Dataset entries:
################

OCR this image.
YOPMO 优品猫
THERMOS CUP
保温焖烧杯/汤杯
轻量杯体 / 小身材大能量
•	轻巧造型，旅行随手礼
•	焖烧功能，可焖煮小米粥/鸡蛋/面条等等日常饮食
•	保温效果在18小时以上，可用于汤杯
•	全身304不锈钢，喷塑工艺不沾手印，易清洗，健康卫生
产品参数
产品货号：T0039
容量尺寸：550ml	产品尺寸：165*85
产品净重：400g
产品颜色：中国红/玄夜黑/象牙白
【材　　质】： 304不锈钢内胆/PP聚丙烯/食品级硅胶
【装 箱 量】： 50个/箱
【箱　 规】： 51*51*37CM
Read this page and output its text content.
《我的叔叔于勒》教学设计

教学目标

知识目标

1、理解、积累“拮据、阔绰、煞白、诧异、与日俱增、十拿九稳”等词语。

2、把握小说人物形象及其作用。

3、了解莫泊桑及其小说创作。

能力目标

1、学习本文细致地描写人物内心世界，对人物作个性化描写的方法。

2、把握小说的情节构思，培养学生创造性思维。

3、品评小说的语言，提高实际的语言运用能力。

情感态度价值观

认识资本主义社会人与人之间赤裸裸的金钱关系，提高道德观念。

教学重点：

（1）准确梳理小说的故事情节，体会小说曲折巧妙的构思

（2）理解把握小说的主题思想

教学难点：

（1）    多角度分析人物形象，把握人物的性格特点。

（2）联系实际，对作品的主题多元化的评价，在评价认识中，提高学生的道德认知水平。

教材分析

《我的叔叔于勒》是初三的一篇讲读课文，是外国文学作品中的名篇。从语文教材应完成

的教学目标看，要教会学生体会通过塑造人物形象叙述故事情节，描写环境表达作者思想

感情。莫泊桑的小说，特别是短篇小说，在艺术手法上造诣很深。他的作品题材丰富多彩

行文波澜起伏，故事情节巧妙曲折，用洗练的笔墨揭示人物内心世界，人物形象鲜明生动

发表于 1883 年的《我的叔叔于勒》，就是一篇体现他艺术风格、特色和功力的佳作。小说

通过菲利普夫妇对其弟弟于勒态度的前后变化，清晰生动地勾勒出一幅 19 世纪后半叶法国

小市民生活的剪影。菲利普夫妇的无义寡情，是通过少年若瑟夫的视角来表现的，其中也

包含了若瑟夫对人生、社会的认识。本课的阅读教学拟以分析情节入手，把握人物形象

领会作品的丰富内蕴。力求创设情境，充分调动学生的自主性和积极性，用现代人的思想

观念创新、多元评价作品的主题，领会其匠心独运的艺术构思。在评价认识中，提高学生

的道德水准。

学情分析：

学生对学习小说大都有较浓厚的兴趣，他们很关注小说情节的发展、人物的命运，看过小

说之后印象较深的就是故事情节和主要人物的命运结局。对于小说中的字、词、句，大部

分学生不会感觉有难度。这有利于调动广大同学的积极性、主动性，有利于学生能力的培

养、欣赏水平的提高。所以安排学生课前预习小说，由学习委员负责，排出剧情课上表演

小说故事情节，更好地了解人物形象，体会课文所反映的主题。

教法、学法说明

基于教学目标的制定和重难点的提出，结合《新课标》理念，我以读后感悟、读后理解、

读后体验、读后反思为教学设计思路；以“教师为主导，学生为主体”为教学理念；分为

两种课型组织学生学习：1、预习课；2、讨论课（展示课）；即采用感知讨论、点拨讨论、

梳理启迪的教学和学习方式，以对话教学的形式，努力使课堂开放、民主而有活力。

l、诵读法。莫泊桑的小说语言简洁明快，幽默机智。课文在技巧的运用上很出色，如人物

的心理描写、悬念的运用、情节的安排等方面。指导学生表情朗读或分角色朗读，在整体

################

Repeat the data above, word for word.

[TASK RESPONSE]:
OCR this image.
YOPMO 优品猫
THERMOS CUP
保温焖烧杯/汤杯
轻量杯体 / 小身材大能量
•	轻巧造型，旅行随手礼
•	焖烧功能，可焖煮小米粥/鸡蛋/面条等等日常饮食
•	保温效果在18小时以上，可用于汤杯
•	全身304不锈钢，喷塑工艺不沾手印，易清洗，健康卫生
产品参数
产品货号：T0039
容量尺寸：550ml	产品尺寸：165*85
产品净重：400g
产品颜色：中国红/玄夜黑/象牙白
【材　　质】： 304不锈钢内胆/PP聚丙烯/食品级硅胶
【装 箱 量】： 50个/箱
【箱　 规】： 51*51*37CM
Read this page and output its text content.
《我的叔叔于勒》教学设计

教学目标

知识目标

1、理解、积累“拮据、阔绰、煞白、诧异、与日俱增、十拿九稳”等词语。

2、把握小说人物形象及其作用。

3、了解莫泊桑及其小说创作。

能力目标

1、学习本文细致地描写人物内心世界，对人物作个性化描写的方法。

2、把握小说的情节构思，培养学生创造性思维。

3、品评小说的语言，提高实际的语言运用能力。

情感态度价值观

认识资本主义社会人与人之间赤裸裸的金钱关系，提高道德观念。

教学重点：

（1）准确梳理小说的故事情节，体会小说曲折巧妙的构思

（2）理解把握小说的主题思想

教学难点：

（1）    多角度分析人物形象，把握人物的性格特点。

（2）联系实际，对作品的主题多元化的评价，在评价认识中，提高学生的道德认知水平。

教材分析

《我的叔叔于勒》是初三的一篇讲读课文，是外国文学作品中的名篇。从语文教材应完成

的教学目标看，要教会学生体会通过塑造人物形象叙述故事情节，描写环境表达作者思想

感情。莫泊桑的小说，特别是短篇小说，在艺术手法上造诣很深。他的作品题材丰富多彩

行文波澜起伏，故事情节巧妙曲折，用洗练的笔墨揭示人物内心世界，人物形象鲜明生动

发表于 1883 年的《我的叔叔于勒》，就是一篇体现他艺术风格、特色和功力的佳作。小说

通过菲利普夫妇对其弟弟于勒态度的前后变化，清晰生动地勾勒出一幅 19 世纪后半叶法国

小市民生活的剪影。菲利普夫妇的无义寡情，是通过少年若瑟夫的视角来表现的，其中也

包含了若瑟夫对人生、社会的认识。本课的阅读教学拟以分析情节入手，把握人物形象

领会作品的丰富内蕴。力求创设情境，充分调动学生的自主性和积极性，用现代人的思想

观念创新、多元评价作品的主题，领会其匠心独运的艺术构思。在评价认识中，提高学生

的道德水准。

学情分析：

学生对学习小说大都有较浓厚的兴趣，他们很关注小说情节的发展、人物的命运，看过小

说之后印象较深的就是故事情节和主要人物的命运结局。对于小说中的字、词、句，大部

分学生不会感觉有难度。这有利于调动广大同学的积极性、主动性，有利于学生能力的培

养、欣赏水平的提高。所以安排学生课前预习小说，由学习委员负责，排出剧情课上表演

小说故事情节，更好地了解人物形象，体会课文所反映的主题。

教法、学法说明

基于教学目标的制定和重难点的提出，结合《新课标》理念，我以读后感悟、读后理解、

读后体验、读后反思为教学设计思路；以“教师为主导，学生为主体”为教学理念；分为

两种课型组织学生学习：1、预习课；2、讨论课（展示课）；即采用感知讨论、点拨讨论、

梳理启迪的教学和学习方式，以对话教学的形式，努力使课堂开放、民主而有活力。

l、诵读法。莫泊桑的小说语言简洁明快，幽默机智。课文在技巧的运用上很出色，如人物

的心理描写、悬念的运用、情节的安排等方面。指导学生表情朗读或分角色朗读，在整体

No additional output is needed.